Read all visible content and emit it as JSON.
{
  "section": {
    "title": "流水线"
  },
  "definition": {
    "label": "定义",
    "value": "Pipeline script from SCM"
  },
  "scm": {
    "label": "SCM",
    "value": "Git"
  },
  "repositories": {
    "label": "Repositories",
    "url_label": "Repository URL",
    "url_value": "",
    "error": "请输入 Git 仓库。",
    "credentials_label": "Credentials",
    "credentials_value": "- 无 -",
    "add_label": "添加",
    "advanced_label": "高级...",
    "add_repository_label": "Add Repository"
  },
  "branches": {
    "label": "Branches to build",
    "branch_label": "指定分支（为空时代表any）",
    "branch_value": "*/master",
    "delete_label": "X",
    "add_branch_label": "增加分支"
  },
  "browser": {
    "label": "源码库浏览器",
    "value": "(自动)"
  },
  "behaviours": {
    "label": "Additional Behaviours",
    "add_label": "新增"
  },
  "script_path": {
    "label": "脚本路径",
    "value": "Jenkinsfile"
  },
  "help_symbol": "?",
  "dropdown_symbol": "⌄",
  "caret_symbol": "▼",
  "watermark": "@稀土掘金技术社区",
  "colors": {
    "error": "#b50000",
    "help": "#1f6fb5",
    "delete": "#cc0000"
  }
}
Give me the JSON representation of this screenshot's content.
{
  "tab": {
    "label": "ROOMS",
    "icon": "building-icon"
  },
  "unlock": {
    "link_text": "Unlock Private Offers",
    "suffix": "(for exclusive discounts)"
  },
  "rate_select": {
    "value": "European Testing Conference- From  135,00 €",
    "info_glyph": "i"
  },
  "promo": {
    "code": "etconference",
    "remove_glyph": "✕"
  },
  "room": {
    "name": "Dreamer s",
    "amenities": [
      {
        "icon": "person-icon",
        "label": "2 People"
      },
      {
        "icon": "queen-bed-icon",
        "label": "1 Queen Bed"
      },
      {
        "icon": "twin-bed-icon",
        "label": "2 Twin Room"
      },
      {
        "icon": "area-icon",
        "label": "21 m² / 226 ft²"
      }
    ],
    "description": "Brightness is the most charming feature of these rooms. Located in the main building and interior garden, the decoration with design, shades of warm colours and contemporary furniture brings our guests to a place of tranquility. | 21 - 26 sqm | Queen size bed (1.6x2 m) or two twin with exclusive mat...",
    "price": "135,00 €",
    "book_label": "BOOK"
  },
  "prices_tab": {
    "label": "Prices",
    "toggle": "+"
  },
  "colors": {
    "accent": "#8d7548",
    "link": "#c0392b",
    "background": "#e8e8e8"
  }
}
★ ★ ★
• [Exercise prompt]
Out of the preceding entries, pull every line containing the string "icon".

• [Written reply]
    "icon": "building-icon"
        "icon": "person-icon",
        "icon": "queen-bed-icon",
        "icon": "twin-bed-icon",
        "icon": "area-icon",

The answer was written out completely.